**What is asked**
Output the lines below exactly as they appear, from the line containing "north-final-points (242, 242, 815, 370)" up to and including the line containing "final-point (489, 284, 498, 293)".
========================
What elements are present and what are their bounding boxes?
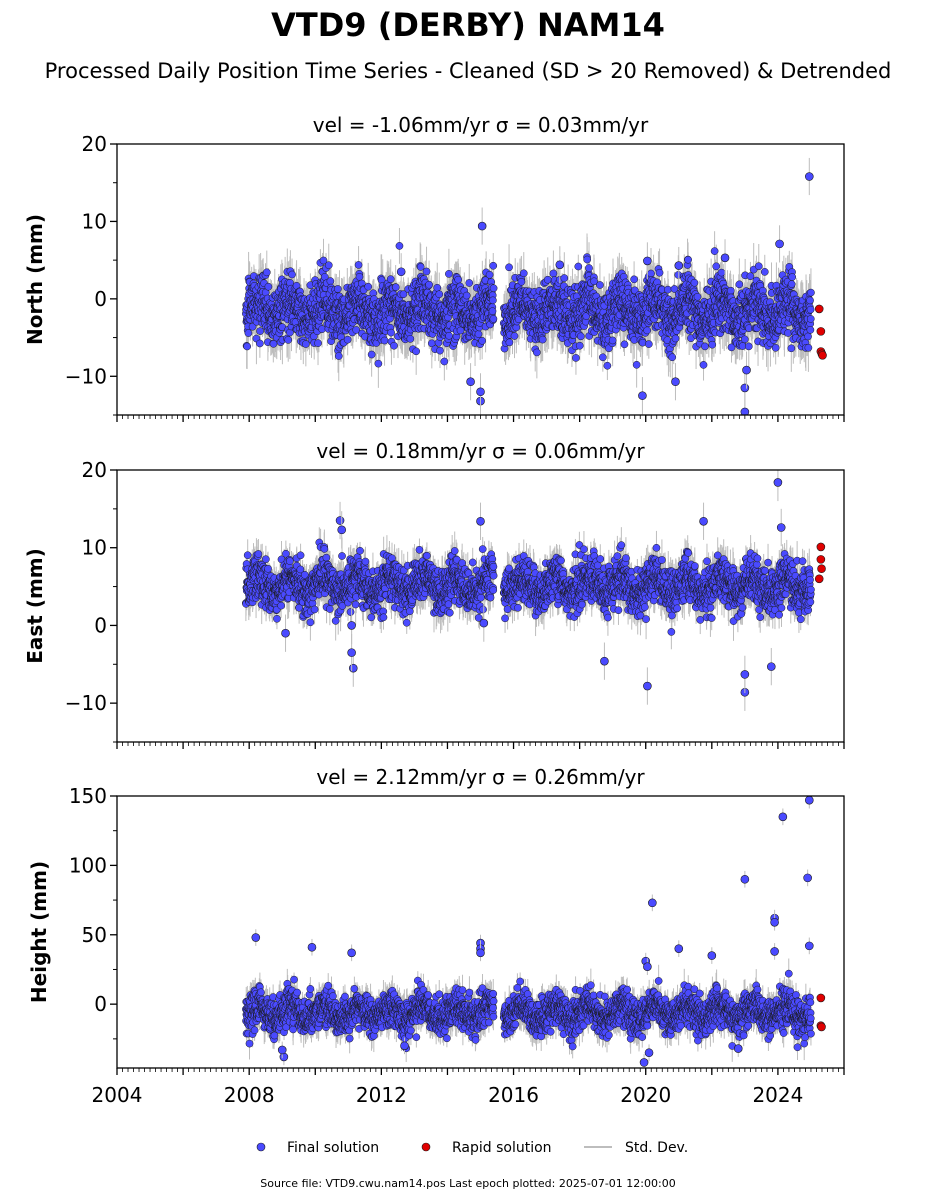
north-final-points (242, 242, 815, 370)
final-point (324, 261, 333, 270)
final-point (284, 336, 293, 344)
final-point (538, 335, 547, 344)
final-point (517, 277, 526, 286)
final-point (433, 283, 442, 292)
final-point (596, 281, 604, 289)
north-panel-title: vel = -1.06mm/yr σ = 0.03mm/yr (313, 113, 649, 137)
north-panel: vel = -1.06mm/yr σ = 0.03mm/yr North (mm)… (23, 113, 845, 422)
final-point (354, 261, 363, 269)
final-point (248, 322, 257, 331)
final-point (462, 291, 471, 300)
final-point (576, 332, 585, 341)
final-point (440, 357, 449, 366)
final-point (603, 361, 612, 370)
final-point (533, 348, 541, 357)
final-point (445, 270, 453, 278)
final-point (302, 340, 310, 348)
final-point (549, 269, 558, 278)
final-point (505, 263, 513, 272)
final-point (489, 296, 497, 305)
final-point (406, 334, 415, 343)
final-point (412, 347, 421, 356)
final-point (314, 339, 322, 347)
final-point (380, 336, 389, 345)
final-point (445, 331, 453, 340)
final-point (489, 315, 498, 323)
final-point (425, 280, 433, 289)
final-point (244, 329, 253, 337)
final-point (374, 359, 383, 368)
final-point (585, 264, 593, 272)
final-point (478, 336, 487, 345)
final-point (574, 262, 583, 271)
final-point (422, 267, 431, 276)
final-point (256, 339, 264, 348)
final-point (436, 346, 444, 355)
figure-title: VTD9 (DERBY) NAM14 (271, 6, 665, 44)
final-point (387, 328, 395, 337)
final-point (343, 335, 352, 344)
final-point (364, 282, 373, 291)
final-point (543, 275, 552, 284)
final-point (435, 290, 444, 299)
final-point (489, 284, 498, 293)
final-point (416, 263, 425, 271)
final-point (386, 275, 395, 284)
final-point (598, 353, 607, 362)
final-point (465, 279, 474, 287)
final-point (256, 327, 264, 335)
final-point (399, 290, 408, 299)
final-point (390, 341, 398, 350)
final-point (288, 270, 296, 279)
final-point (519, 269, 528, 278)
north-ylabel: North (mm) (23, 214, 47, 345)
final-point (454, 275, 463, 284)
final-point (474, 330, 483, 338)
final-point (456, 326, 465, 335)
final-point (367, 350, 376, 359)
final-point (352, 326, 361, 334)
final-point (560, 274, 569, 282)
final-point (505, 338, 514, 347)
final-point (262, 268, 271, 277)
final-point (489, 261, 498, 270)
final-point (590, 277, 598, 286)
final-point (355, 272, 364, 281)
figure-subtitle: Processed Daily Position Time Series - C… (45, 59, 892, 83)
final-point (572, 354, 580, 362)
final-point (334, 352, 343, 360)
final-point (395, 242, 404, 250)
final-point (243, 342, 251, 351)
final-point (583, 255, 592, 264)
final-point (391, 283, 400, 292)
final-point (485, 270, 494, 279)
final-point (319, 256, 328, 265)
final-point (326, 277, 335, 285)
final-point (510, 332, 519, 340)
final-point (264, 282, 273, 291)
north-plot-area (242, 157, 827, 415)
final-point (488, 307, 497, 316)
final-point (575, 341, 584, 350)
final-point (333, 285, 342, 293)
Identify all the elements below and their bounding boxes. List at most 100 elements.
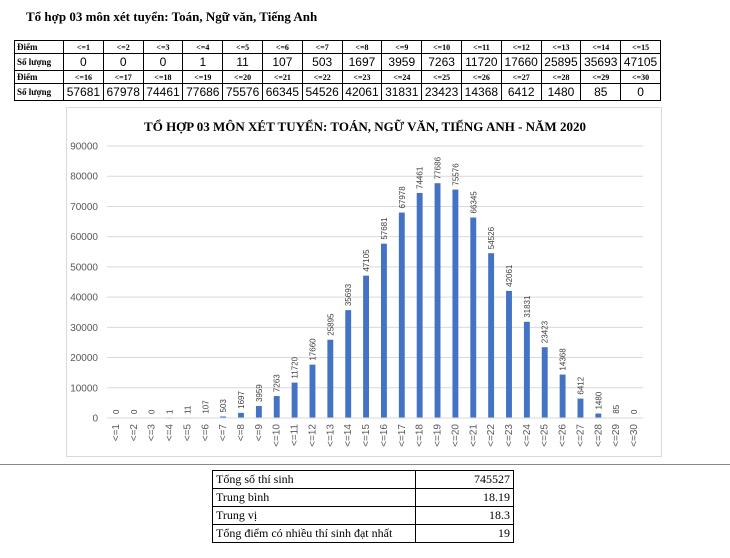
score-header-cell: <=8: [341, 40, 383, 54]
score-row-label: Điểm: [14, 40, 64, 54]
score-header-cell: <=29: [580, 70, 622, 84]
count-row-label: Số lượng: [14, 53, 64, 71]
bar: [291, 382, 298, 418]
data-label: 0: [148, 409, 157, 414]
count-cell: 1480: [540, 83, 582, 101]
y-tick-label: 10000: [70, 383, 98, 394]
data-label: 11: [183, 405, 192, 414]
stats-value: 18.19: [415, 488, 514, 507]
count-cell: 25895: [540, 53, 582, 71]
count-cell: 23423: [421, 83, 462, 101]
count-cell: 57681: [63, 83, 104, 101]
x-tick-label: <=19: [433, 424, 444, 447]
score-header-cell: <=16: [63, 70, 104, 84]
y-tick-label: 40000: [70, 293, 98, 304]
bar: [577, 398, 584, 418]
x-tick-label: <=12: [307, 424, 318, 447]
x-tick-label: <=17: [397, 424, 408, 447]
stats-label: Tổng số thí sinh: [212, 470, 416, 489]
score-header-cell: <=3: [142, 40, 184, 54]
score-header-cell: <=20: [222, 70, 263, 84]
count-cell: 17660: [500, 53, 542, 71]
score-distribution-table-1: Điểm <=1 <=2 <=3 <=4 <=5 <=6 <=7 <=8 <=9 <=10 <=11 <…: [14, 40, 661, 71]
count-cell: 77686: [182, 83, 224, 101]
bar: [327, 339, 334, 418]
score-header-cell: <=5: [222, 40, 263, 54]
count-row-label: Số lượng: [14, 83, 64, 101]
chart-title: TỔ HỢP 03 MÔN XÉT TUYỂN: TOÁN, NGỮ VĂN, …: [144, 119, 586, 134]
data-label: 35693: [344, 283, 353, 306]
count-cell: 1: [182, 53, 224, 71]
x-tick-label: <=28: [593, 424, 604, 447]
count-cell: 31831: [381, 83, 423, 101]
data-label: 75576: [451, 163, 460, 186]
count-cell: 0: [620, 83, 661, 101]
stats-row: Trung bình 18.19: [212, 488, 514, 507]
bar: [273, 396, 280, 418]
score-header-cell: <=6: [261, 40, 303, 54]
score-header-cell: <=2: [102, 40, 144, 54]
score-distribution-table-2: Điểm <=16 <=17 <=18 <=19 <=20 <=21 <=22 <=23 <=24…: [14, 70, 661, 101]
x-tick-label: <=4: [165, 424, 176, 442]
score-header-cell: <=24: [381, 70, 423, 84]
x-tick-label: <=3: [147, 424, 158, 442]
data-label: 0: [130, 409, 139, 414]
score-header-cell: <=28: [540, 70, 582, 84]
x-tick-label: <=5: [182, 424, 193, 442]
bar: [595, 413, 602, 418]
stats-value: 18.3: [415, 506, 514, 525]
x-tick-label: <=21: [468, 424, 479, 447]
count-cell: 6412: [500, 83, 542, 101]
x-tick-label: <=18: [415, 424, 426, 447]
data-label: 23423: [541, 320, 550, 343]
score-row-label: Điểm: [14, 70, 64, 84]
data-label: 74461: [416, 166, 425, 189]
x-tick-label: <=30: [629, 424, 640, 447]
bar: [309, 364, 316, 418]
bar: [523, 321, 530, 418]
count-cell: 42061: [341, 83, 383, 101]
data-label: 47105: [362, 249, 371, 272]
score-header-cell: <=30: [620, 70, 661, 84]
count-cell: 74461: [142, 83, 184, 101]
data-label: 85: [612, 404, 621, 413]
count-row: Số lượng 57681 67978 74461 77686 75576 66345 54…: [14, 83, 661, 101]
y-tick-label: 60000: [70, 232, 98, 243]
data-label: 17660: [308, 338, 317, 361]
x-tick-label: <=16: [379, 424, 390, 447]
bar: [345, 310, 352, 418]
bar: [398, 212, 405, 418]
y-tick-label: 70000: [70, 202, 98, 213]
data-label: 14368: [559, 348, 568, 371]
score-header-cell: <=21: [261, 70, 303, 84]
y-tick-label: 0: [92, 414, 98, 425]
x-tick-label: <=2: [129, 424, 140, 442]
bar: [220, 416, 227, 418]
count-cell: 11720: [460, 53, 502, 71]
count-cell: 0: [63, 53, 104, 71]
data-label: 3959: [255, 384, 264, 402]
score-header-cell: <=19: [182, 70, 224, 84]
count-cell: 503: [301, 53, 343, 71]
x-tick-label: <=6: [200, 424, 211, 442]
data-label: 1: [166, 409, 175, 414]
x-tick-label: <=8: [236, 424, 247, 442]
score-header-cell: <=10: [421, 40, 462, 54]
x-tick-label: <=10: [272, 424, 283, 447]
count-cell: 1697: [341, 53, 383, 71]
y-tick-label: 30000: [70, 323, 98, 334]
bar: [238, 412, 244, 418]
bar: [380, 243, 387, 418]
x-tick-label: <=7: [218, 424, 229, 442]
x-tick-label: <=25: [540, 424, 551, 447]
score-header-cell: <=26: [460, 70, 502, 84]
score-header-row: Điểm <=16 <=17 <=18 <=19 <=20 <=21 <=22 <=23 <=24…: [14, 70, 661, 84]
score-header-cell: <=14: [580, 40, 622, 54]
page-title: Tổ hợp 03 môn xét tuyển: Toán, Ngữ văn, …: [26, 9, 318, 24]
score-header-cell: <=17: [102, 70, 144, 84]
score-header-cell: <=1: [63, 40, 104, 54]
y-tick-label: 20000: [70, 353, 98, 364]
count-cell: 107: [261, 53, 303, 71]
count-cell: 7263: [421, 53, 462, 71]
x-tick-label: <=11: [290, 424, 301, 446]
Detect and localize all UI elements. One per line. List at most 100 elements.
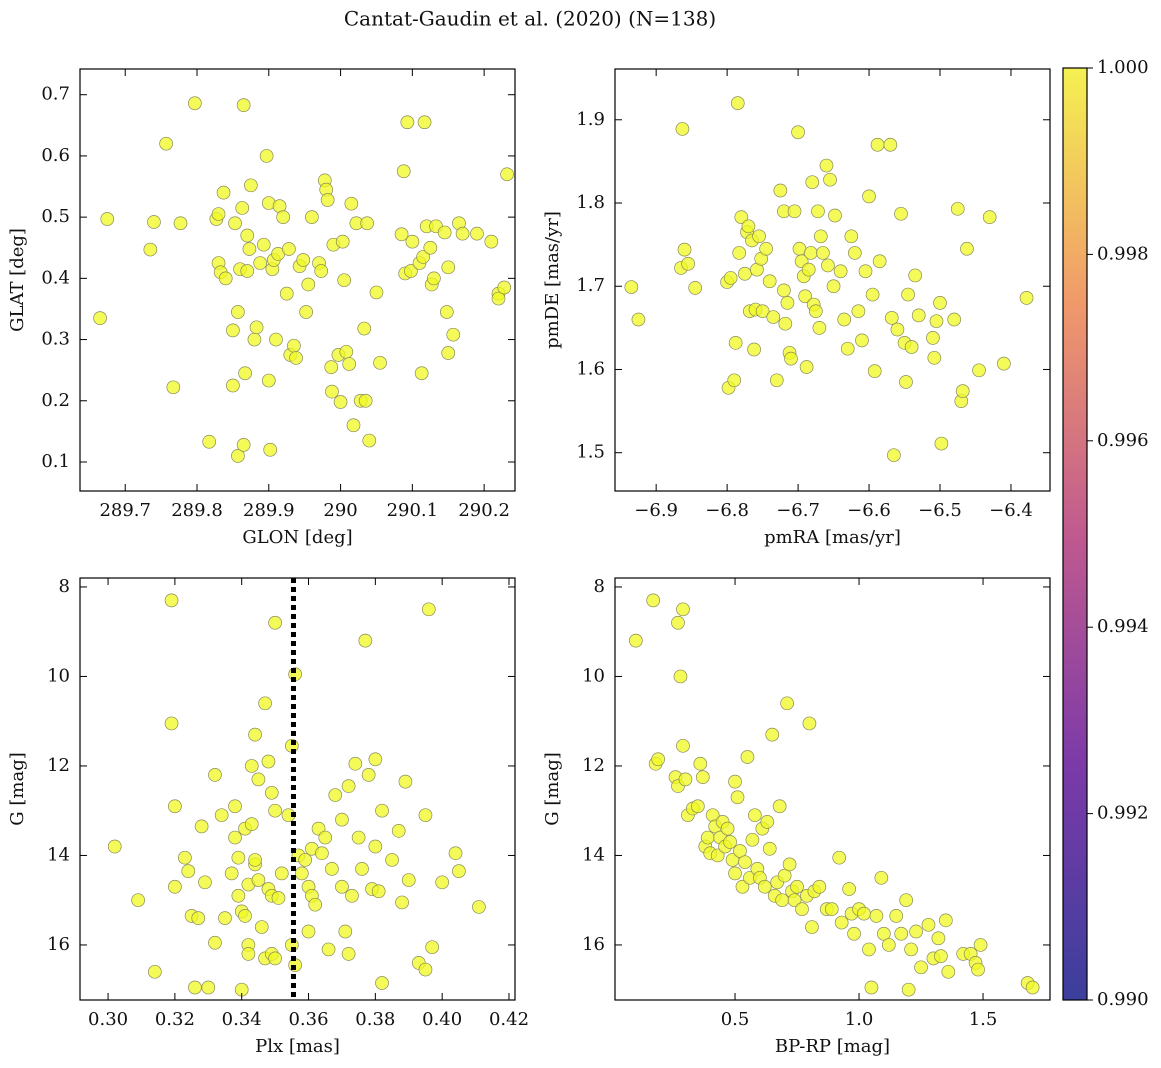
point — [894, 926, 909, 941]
========================
**Task solution**
north-final-points (242, 242, 815, 370)
final-point (324, 261, 333, 270)
final-point (284, 336, 293, 344)
final-point (538, 335, 547, 344)
final-point (517, 277, 526, 286)
final-point (433, 283, 442, 292)
final-point (596, 281, 604, 289)
north-panel-title: vel = -1.06mm/yr σ = 0.03mm/yr (313, 113, 649, 137)
north-panel: vel = -1.06mm/yr σ = 0.03mm/yr North (mm)… (23, 113, 845, 422)
final-point (354, 261, 363, 269)
final-point (248, 322, 257, 331)
final-point (462, 291, 471, 300)
final-point (576, 332, 585, 341)
final-point (440, 357, 449, 366)
final-point (603, 361, 612, 370)
final-point (533, 348, 541, 357)
final-point (445, 270, 453, 278)
final-point (302, 340, 310, 348)
final-point (549, 269, 558, 278)
final-point (505, 263, 513, 272)
final-point (489, 296, 497, 305)
final-point (406, 334, 415, 343)
final-point (412, 347, 421, 356)
final-point (314, 339, 322, 347)
final-point (380, 336, 389, 345)
final-point (445, 331, 453, 340)
final-point (489, 315, 498, 323)
final-point (425, 280, 433, 289)
final-point (244, 329, 253, 337)
final-point (374, 359, 383, 368)
final-point (585, 264, 593, 272)
final-point (478, 336, 487, 345)
final-point (574, 262, 583, 271)
final-point (422, 267, 431, 276)
final-point (256, 339, 264, 348)
final-point (436, 346, 444, 355)
figure-title: VTD9 (DERBY) NAM14 (271, 6, 665, 44)
final-point (387, 328, 395, 337)
final-point (343, 335, 352, 344)
final-point (364, 282, 373, 291)
final-point (543, 275, 552, 284)
final-point (435, 290, 444, 299)
final-point (489, 284, 498, 293)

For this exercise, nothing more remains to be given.